_DIRECTION_.
Identify the lines that contain the string "name" and report only how many there are.
- - -
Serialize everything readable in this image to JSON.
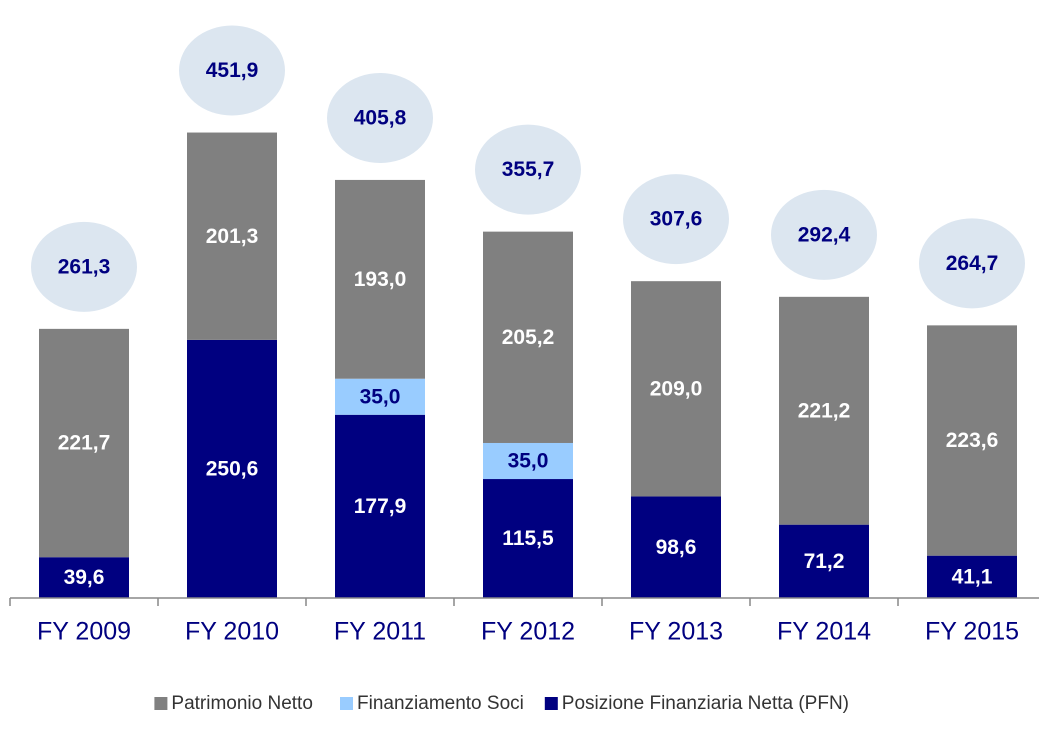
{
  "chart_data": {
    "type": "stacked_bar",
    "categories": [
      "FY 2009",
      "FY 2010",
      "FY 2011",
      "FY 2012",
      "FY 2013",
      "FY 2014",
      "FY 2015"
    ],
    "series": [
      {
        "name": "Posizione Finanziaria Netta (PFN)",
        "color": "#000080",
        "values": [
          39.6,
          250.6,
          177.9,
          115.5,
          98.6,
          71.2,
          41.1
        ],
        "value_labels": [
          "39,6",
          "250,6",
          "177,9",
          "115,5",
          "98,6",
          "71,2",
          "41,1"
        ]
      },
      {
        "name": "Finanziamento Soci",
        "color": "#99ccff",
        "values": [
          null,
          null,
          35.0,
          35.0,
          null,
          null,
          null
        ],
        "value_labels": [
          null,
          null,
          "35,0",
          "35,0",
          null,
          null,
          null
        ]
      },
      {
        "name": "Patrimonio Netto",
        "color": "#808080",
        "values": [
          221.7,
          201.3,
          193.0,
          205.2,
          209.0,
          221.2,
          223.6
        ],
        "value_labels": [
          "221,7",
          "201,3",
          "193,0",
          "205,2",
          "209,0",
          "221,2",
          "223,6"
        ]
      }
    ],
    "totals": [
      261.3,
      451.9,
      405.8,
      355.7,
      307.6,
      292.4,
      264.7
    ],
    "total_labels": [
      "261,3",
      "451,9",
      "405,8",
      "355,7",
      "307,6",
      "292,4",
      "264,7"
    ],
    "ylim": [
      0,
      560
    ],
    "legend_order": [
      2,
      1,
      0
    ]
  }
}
- - -
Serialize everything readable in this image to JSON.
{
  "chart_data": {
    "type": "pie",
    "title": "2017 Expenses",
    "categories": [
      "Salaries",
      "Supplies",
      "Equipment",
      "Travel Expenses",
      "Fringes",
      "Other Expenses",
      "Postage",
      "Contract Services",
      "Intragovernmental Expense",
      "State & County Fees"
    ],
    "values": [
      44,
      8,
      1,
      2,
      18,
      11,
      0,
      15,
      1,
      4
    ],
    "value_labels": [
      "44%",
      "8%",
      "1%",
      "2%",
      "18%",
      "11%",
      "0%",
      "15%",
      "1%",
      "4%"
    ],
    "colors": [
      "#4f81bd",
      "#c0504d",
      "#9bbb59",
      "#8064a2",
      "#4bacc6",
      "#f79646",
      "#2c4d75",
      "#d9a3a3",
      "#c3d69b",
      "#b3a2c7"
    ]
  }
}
- - -
_CORRECT ANSWER_.
3